> [EXERCISE DIRECTIONS]: Reproduce the material exactly, omitting nothing.

** START SOURCE RECORDS **

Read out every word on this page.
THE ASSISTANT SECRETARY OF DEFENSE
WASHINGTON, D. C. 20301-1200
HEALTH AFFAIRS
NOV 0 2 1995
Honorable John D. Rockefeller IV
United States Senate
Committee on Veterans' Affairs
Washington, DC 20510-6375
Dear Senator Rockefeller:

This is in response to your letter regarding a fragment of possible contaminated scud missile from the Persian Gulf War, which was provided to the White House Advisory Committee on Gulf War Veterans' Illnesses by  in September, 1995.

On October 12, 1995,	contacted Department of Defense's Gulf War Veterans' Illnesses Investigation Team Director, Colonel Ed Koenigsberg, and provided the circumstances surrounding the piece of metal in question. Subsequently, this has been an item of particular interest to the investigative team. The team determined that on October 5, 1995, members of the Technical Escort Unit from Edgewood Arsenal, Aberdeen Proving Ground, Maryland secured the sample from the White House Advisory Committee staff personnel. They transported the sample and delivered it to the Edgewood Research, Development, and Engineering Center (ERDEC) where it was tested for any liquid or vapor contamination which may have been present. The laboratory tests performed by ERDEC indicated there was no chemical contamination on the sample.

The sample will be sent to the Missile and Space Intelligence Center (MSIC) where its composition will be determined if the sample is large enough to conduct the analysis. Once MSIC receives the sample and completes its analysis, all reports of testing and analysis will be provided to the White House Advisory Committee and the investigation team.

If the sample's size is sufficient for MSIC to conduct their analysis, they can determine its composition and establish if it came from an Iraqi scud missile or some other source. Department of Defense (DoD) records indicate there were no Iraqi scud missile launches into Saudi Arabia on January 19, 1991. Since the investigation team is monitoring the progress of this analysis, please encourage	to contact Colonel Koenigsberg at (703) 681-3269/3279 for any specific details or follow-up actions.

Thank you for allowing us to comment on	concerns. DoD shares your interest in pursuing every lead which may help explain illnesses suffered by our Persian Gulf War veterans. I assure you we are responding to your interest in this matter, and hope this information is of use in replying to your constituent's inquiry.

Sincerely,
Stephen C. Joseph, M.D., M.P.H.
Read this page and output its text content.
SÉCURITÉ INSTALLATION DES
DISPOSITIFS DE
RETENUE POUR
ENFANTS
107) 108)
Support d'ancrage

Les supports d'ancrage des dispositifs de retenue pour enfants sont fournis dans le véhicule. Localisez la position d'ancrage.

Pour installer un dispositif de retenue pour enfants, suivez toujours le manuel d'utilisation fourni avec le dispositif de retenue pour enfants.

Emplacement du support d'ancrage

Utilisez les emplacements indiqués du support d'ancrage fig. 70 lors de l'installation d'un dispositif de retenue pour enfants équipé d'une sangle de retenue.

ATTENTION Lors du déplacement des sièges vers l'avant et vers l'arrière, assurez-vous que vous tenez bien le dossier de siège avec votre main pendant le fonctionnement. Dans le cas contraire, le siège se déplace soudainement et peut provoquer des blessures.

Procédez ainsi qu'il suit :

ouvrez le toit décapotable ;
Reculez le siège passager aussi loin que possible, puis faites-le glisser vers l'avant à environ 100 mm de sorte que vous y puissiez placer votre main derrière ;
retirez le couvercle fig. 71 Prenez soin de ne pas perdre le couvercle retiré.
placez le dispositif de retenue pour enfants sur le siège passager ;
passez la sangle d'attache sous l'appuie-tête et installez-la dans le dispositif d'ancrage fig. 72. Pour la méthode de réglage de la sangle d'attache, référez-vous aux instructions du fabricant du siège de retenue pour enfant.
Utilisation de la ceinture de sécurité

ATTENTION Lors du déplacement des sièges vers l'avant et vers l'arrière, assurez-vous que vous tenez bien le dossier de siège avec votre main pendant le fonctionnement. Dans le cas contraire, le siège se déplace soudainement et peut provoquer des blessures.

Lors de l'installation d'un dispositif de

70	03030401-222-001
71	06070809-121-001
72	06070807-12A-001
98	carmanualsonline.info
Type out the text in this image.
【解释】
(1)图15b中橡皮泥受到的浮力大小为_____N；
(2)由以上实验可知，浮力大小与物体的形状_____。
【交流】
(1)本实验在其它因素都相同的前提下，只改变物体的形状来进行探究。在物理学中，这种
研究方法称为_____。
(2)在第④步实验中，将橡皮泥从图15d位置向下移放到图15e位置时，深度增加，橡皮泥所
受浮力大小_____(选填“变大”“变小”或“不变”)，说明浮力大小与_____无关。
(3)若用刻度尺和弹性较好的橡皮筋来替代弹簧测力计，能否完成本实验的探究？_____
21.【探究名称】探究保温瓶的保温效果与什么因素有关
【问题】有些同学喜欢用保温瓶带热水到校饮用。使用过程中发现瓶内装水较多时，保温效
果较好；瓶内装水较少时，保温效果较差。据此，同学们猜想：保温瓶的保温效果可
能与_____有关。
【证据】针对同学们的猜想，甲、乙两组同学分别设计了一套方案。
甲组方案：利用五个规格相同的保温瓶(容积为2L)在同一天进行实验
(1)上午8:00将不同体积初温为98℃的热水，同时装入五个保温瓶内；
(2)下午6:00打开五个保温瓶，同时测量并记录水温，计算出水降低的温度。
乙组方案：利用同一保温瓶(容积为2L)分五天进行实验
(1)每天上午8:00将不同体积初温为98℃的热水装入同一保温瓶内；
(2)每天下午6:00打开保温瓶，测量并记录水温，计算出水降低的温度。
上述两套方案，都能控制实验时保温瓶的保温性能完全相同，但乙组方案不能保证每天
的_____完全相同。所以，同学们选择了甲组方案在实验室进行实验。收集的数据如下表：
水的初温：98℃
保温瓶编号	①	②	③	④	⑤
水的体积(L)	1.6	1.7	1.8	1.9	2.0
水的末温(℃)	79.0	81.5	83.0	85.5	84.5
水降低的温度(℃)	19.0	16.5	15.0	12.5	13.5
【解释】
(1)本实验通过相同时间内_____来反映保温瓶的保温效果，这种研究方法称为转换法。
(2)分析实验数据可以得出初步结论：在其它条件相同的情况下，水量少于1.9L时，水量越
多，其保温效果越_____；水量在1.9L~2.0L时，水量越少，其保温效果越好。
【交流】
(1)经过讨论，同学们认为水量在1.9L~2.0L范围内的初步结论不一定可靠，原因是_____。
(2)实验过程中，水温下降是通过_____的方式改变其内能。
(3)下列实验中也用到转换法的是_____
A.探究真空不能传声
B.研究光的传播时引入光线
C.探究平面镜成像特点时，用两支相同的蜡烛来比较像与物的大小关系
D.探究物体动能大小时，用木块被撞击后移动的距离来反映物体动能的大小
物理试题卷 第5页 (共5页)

** END SOURCE RECORDS **

> [EXERCISE RESULT]:
Read out every word on this page.
THE ASSISTANT SECRETARY OF DEFENSE
WASHINGTON, D. C. 20301-1200
HEALTH AFFAIRS
NOV 0 2 1995
Honorable John D. Rockefeller IV
United States Senate
Committee on Veterans' Affairs
Washington, DC 20510-6375
Dear Senator Rockefeller:

This is in response to your letter regarding a fragment of possible contaminated scud missile from the Persian Gulf War, which was provided to the White House Advisory Committee on Gulf War Veterans' Illnesses by  in September, 1995.

On October 12, 1995,	contacted Department of Defense's Gulf War Veterans' Illnesses Investigation Team Director, Colonel Ed Koenigsberg, and provided the circumstances surrounding the piece of metal in question. Subsequently, this has been an item of particular interest to the investigative team. The team determined that on October 5, 1995, members of the Technical Escort Unit from Edgewood Arsenal, Aberdeen Proving Ground, Maryland secured the sample from the White House Advisory Committee staff personnel. They transported the sample and delivered it to the Edgewood Research, Development, and Engineering Center (ERDEC) where it was tested for any liquid or vapor contamination which may have been present. The laboratory tests performed by ERDEC indicated there was no chemical contamination on the sample.

The sample will be sent to the Missile and Space Intelligence Center (MSIC) where its composition will be determined if the sample is large enough to conduct the analysis. Once MSIC receives the sample and completes its analysis, all reports of testing and analysis will be provided to the White House Advisory Committee and the investigation team.

If the sample's size is sufficient for MSIC to conduct their analysis, they can determine its composition and establish if it came from an Iraqi scud missile or some other source. Department of Defense (DoD) records indicate there were no Iraqi scud missile launches into Saudi Arabia on January 19, 1991. Since the investigation team is monitoring the progress of this analysis, please encourage	to contact Colonel Koenigsberg at (703) 681-3269/3279 for any specific details or follow-up actions.

Thank you for allowing us to comment on	concerns. DoD shares your interest in pursuing every lead which may help explain illnesses suffered by our Persian Gulf War veterans. I assure you we are responding to your interest in this matter, and hope this information is of use in replying to your constituent's inquiry.

Sincerely,
Stephen C. Joseph, M.D., M.P.H.
Read this page and output its text content.
SÉCURITÉ INSTALLATION DES
DISPOSITIFS DE
RETENUE POUR
ENFANTS
107) 108)
Support d'ancrage

Les supports d'ancrage des dispositifs de retenue pour enfants sont fournis dans le véhicule. Localisez la position d'ancrage.

Pour installer un dispositif de retenue pour enfants, suivez toujours le manuel d'utilisation fourni avec le dispositif de retenue pour enfants.

Emplacement du support d'ancrage

Utilisez les emplacements indiqués du support d'ancrage fig. 70 lors de l'installation d'un dispositif de retenue pour enfants équipé d'une sangle de retenue.

ATTENTION Lors du déplacement des sièges vers l'avant et vers l'arrière, assurez-vous que vous tenez bien le dossier de siège avec votre main pendant le fonctionnement. Dans le cas contraire, le siège se déplace soudainement et peut provoquer des blessures.

Procédez ainsi qu'il suit :

ouvrez le toit décapotable ;
Reculez le siège passager aussi loin que possible, puis faites-le glisser vers l'avant à environ 100 mm de sorte que vous y puissiez placer votre main derrière ;
retirez le couvercle fig. 71 Prenez soin de ne pas perdre le couvercle retiré.
placez le dispositif de retenue pour enfants sur le siège passager ;
passez la sangle d'attache sous l'appuie-tête et installez-la dans le dispositif d'ancrage fig. 72. Pour la méthode de réglage de la sangle d'attache, référez-vous aux instructions du fabricant du siège de retenue pour enfant.
Utilisation de la ceinture de sécurité

ATTENTION Lors du déplacement des sièges vers l'avant et vers l'arrière, assurez-vous que vous tenez bien le dossier de siège avec votre main pendant le fonctionnement. Dans le cas contraire, le siège se déplace soudainement et peut provoquer des blessures.

Lors de l'installation d'un dispositif de

70	03030401-222-001
71	06070809-121-001
72	06070807-12A-001
98	carmanualsonline.info
Type out the text in this image.
【解释】
(1)图15b中橡皮泥受到的浮力大小为_____N；
(2)由以上实验可知，浮力大小与物体的形状_____。
【交流】
(1)本实验在其它因素都相同的前提下，只改变物体的形状来进行探究。在物理学中，这种
研究方法称为_____。
(2)在第④步实验中，将橡皮泥从图15d位置向下移放到图15e位置时，深度增加，橡皮泥所
受浮力大小_____(选填“变大”“变小”或“不变”)，说明浮力大小与_____无关。
(3)若用刻度尺和弹性较好的橡皮筋来替代弹簧测力计，能否完成本实验的探究？_____
21.【探究名称】探究保温瓶的保温效果与什么因素有关
【问题】有些同学喜欢用保温瓶带热水到校饮用。使用过程中发现瓶内装水较多时，保温效
果较好；瓶内装水较少时，保温效果较差。据此，同学们猜想：保温瓶的保温效果可
能与_____有关。
【证据】针对同学们的猜想，甲、乙两组同学分别设计了一套方案。
甲组方案：利用五个规格相同的保温瓶(容积为2L)在同一天进行实验
(1)上午8:00将不同体积初温为98℃的热水，同时装入五个保温瓶内；
(2)下午6:00打开五个保温瓶，同时测量并记录水温，计算出水降低的温度。
乙组方案：利用同一保温瓶(容积为2L)分五天进行实验
(1)每天上午8:00将不同体积初温为98℃的热水装入同一保温瓶内；
(2)每天下午6:00打开保温瓶，测量并记录水温，计算出水降低的温度。
上述两套方案，都能控制实验时保温瓶的保温性能完全相同，但乙组方案不能保证每天
的_____完全相同。所以，同学们选择了甲组方案在实验室进行实验。收集的数据如下表：
水的初温：98℃
保温瓶编号	①	②	③	④	⑤
水的体积(L)	1.6	1.7	1.8	1.9	2.0
水的末温(℃)	79.0	81.5	83.0	85.5	84.5
水降低的温度(℃)	19.0	16.5	15.0	12.5	13.5
【解释】
(1)本实验通过相同时间内_____来反映保温瓶的保温效果，这种研究方法称为转换法。
(2)分析实验数据可以得出初步结论：在其它条件相同的情况下，水量少于1.9L时，水量越
多，其保温效果越_____；水量在1.9L~2.0L时，水量越少，其保温效果越好。
【交流】
(1)经过讨论，同学们认为水量在1.9L~2.0L范围内的初步结论不一定可靠，原因是_____。
(2)实验过程中，水温下降是通过_____的方式改变其内能。
(3)下列实验中也用到转换法的是_____
A.探究真空不能传声
B.研究光的传播时引入光线
C.探究平面镜成像特点时，用两支相同的蜡烛来比较像与物的大小关系
D.探究物体动能大小时，用木块被撞击后移动的距离来反映物体动能的大小
物理试题卷 第5页 (共5页)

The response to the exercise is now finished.